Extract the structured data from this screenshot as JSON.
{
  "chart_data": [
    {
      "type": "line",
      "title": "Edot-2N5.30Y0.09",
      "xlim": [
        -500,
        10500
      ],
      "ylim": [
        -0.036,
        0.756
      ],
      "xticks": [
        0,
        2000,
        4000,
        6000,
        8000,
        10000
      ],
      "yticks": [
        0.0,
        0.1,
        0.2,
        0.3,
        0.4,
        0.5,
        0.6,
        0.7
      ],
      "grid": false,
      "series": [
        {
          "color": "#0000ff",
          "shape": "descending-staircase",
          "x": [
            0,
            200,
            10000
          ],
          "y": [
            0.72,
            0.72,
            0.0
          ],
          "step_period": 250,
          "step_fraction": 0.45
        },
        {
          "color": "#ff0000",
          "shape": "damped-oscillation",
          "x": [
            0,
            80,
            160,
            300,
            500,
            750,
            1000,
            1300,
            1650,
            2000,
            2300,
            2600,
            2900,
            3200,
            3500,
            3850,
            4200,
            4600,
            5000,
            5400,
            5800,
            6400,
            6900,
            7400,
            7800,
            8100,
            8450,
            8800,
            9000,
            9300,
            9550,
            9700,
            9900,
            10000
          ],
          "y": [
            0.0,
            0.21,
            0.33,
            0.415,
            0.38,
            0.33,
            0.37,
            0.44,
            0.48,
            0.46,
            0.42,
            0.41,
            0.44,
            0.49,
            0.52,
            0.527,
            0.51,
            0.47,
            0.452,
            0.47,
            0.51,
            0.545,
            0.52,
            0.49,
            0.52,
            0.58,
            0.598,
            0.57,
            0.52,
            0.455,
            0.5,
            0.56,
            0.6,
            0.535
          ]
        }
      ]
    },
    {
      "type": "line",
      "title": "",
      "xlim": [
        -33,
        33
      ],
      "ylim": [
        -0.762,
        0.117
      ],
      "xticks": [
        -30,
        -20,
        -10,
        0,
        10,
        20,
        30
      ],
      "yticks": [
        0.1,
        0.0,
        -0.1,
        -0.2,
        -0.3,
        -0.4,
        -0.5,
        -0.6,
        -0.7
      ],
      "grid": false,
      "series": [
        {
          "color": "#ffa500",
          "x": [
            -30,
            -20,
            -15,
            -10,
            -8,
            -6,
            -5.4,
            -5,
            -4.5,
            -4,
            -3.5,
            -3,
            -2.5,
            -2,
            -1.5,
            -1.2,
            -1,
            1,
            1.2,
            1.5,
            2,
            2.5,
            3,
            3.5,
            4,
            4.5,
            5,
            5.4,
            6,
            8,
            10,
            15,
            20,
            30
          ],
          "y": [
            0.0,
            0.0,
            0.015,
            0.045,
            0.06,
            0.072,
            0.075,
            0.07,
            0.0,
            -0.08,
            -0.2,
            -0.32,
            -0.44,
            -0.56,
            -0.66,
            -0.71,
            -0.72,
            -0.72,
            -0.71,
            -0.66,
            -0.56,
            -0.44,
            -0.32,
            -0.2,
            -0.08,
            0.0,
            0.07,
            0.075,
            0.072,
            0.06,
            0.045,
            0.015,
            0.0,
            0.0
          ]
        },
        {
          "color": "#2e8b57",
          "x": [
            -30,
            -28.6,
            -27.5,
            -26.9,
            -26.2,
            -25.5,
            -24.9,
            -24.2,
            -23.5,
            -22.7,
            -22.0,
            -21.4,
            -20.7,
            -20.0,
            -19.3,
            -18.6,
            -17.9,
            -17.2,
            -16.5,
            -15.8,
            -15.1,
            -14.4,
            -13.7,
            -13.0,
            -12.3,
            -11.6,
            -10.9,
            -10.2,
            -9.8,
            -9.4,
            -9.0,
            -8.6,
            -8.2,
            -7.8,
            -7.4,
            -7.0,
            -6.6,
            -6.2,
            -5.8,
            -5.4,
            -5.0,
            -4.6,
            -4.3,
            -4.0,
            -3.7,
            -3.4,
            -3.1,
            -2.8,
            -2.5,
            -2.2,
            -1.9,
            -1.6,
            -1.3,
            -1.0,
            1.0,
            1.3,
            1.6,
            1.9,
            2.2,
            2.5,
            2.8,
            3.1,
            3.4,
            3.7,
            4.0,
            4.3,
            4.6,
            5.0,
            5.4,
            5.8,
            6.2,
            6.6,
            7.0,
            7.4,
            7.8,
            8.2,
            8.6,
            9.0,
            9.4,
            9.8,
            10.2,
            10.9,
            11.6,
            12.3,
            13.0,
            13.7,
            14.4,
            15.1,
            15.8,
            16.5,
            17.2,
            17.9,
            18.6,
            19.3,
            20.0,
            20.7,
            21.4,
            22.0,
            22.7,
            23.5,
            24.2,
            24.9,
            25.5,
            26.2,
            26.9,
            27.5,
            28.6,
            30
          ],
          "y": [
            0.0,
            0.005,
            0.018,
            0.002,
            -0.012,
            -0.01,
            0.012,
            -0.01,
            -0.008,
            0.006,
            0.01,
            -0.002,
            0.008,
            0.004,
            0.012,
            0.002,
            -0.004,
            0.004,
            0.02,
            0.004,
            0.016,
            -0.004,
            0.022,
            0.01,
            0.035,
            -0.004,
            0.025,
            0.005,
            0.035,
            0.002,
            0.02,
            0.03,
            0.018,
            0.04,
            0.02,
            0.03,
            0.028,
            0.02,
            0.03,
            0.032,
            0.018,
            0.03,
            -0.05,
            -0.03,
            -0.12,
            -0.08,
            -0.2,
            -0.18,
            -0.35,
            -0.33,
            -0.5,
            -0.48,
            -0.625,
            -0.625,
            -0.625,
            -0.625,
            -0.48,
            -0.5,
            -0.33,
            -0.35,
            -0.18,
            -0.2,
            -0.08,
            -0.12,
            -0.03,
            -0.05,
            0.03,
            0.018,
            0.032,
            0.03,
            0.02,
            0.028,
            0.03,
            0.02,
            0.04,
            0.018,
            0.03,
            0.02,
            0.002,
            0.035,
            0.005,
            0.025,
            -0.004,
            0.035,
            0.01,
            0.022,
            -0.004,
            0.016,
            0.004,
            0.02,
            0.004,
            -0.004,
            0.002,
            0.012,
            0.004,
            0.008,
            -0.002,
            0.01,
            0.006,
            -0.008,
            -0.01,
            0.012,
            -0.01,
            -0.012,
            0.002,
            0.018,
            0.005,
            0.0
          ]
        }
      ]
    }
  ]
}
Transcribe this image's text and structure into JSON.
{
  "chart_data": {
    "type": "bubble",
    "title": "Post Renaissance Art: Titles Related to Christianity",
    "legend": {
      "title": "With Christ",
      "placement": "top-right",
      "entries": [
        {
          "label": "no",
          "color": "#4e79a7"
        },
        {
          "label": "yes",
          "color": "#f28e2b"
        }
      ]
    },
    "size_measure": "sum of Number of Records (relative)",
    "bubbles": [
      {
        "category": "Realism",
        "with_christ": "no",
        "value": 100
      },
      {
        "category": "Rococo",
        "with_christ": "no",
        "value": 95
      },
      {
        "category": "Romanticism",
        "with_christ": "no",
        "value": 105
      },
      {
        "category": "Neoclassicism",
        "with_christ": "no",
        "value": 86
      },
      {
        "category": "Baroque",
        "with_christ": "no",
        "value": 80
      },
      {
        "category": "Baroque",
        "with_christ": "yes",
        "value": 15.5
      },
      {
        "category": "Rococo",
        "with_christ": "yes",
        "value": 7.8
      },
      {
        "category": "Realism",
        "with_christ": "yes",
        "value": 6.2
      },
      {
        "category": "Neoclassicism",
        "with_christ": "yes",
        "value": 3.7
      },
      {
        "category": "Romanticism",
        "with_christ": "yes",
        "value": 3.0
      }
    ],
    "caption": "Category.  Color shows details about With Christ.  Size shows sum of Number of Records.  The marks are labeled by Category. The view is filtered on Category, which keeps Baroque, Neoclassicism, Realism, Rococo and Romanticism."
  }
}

__________________________________________________

▶ Task objective
Retype all of the material above with every character intact.

▶ Full response
Extract the structured data from this screenshot as JSON.
{
  "chart_data": [
    {
      "type": "line",
      "title": "Edot-2N5.30Y0.09",
      "xlim": [
        -500,
        10500
      ],
      "ylim": [
        -0.036,
        0.756
      ],
      "xticks": [
        0,
        2000,
        4000,
        6000,
        8000,
        10000
      ],
      "yticks": [
        0.0,
        0.1,
        0.2,
        0.3,
        0.4,
        0.5,
        0.6,
        0.7
      ],
      "grid": false,
      "series": [
        {
          "color": "#0000ff",
          "shape": "descending-staircase",
          "x": [
            0,
            200,
            10000
          ],
          "y": [
            0.72,
            0.72,
            0.0
          ],
          "step_period": 250,
          "step_fraction": 0.45
        },
        {
          "color": "#ff0000",
          "shape": "damped-oscillation",
          "x": [
            0,
            80,
            160,
            300,
            500,
            750,
            1000,
            1300,
            1650,
            2000,
            2300,
            2600,
            2900,
            3200,
            3500,
            3850,
            4200,
            4600,
            5000,
            5400,
            5800,
            6400,
            6900,
            7400,
            7800,
            8100,
            8450,
            8800,
            9000,
            9300,
            9550,
            9700,
            9900,
            10000
          ],
          "y": [
            0.0,
            0.21,
            0.33,
            0.415,
            0.38,
            0.33,
            0.37,
            0.44,
            0.48,
            0.46,
            0.42,
            0.41,
            0.44,
            0.49,
            0.52,
            0.527,
            0.51,
            0.47,
            0.452,
            0.47,
            0.51,
            0.545,
            0.52,
            0.49,
            0.52,
            0.58,
            0.598,
            0.57,
            0.52,
            0.455,
            0.5,
            0.56,
            0.6,
            0.535
          ]
        }
      ]
    },
    {
      "type": "line",
      "title": "",
      "xlim": [
        -33,
        33
      ],
      "ylim": [
        -0.762,
        0.117
      ],
      "xticks": [
        -30,
        -20,
        -10,
        0,
        10,
        20,
        30
      ],
      "yticks": [
        0.1,
        0.0,
        -0.1,
        -0.2,
        -0.3,
        -0.4,
        -0.5,
        -0.6,
        -0.7
      ],
      "grid": false,
      "series": [
        {
          "color": "#ffa500",
          "x": [
            -30,
            -20,
            -15,
            -10,
            -8,
            -6,
            -5.4,
            -5,
            -4.5,
            -4,
            -3.5,
            -3,
            -2.5,
            -2,
            -1.5,
            -1.2,
            -1,
            1,
            1.2,
            1.5,
            2,
            2.5,
            3,
            3.5,
            4,
            4.5,
            5,
            5.4,
            6,
            8,
            10,
            15,
            20,
            30
          ],
          "y": [
            0.0,
            0.0,
            0.015,
            0.045,
            0.06,
            0.072,
            0.075,
            0.07,
            0.0,
            -0.08,
            -0.2,
            -0.32,
            -0.44,
            -0.56,
            -0.66,
            -0.71,
            -0.72,
            -0.72,
            -0.71,
            -0.66,
            -0.56,
            -0.44,
            -0.32,
            -0.2,
            -0.08,
            0.0,
            0.07,
            0.075,
            0.072,
            0.06,
            0.045,
            0.015,
            0.0,
            0.0
          ]
        },
        {
          "color": "#2e8b57",
          "x": [
            -30,
            -28.6,
            -27.5,
            -26.9,
            -26.2,
            -25.5,
            -24.9,
            -24.2,
            -23.5,
            -22.7,
            -22.0,
            -21.4,
            -20.7,
            -20.0,
            -19.3,
            -18.6,
            -17.9,
            -17.2,
            -16.5,
            -15.8,
            -15.1,
            -14.4,
            -13.7,
            -13.0,
            -12.3,
            -11.6,
            -10.9,
            -10.2,
            -9.8,
            -9.4,
            -9.0,
            -8.6,
            -8.2,
            -7.8,
            -7.4,
            -7.0,
            -6.6,
            -6.2,
            -5.8,
            -5.4,
            -5.0,
            -4.6,
            -4.3,
            -4.0,
            -3.7,
            -3.4,
            -3.1,
            -2.8,
            -2.5,
            -2.2,
            -1.9,
            -1.6,
            -1.3,
            -1.0,
            1.0,
            1.3,
            1.6,
            1.9,
            2.2,
            2.5,
            2.8,
            3.1,
            3.4,
            3.7,
            4.0,
            4.3,
            4.6,
            5.0,
            5.4,
            5.8,
            6.2,
            6.6,
            7.0,
            7.4,
            7.8,
            8.2,
            8.6,
            9.0,
            9.4,
            9.8,
            10.2,
            10.9,
            11.6,
            12.3,
            13.0,
            13.7,
            14.4,
            15.1,
            15.8,
            16.5,
            17.2,
            17.9,
            18.6,
            19.3,
            20.0,
            20.7,
            21.4,
            22.0,
            22.7,
            23.5,
            24.2,
            24.9,
            25.5,
            26.2,
            26.9,
            27.5,
            28.6,
            30
          ],
          "y": [
            0.0,
            0.005,
            0.018,
            0.002,
            -0.012,
            -0.01,
            0.012,
            -0.01,
            -0.008,
            0.006,
            0.01,
            -0.002,
            0.008,
            0.004,
            0.012,
            0.002,
            -0.004,
            0.004,
            0.02,
            0.004,
            0.016,
            -0.004,
            0.022,
            0.01,
            0.035,
            -0.004,
            0.025,
            0.005,
            0.035,
            0.002,
            0.02,
            0.03,
            0.018,
            0.04,
            0.02,
            0.03,
            0.028,
            0.02,
            0.03,
            0.032,
            0.018,
            0.03,
            -0.05,
            -0.03,
            -0.12,
            -0.08,
            -0.2,
            -0.18,
            -0.35,
            -0.33,
            -0.5,
            -0.48,
            -0.625,
            -0.625,
            -0.625,
            -0.625,
            -0.48,
            -0.5,
            -0.33,
            -0.35,
            -0.18,
            -0.2,
            -0.08,
            -0.12,
            -0.03,
            -0.05,
            0.03,
            0.018,
            0.032,
            0.03,
            0.02,
            0.028,
            0.03,
            0.02,
            0.04,
            0.018,
            0.03,
            0.02,
            0.002,
            0.035,
            0.005,
            0.025,
            -0.004,
            0.035,
            0.01,
            0.022,
            -0.004,
            0.016,
            0.004,
            0.02,
            0.004,
            -0.004,
            0.002,
            0.012,
            0.004,
            0.008,
            -0.002,
            0.01,
            0.006,
            -0.008,
            -0.01,
            0.012,
            -0.01,
            -0.012,
            0.002,
            0.018,
            0.005,
            0.0
          ]
        }
      ]
    }
  ]
}
Transcribe this image's text and structure into JSON.
{
  "chart_data": {
    "type": "bubble",
    "title": "Post Renaissance Art: Titles Related to Christianity",
    "legend": {
      "title": "With Christ",
      "placement": "top-right",
      "entries": [
        {
          "label": "no",
          "color": "#4e79a7"
        },
        {
          "label": "yes",
          "color": "#f28e2b"
        }
      ]
    },
    "size_measure": "sum of Number of Records (relative)",
    "bubbles": [
      {
        "category": "Realism",
        "with_christ": "no",
        "value": 100
      },
      {
        "category": "Rococo",
        "with_christ": "no",
        "value": 95
      },
      {
        "category": "Romanticism",
        "with_christ": "no",
        "value": 105
      },
      {
        "category": "Neoclassicism",
        "with_christ": "no",
        "value": 86
      },
      {
        "category": "Baroque",
        "with_christ": "no",
        "value": 80
      },
      {
        "category": "Baroque",
        "with_christ": "yes",
        "value": 15.5
      },
      {
        "category": "Rococo",
        "with_christ": "yes",
        "value": 7.8
      },
      {
        "category": "Realism",
        "with_christ": "yes",
        "value": 6.2
      },
      {
        "category": "Neoclassicism",
        "with_christ": "yes",
        "value": 3.7
      },
      {
        "category": "Romanticism",
        "with_christ": "yes",
        "value": 3.0
      }
    ],
    "caption": "Category.  Color shows details about With Christ.  Size shows sum of Number of Records.  The marks are labeled by Category. The view is filtered on Category, which keeps Baroque, Neoclassicism, Realism, Rococo and Romanticism."
  }
}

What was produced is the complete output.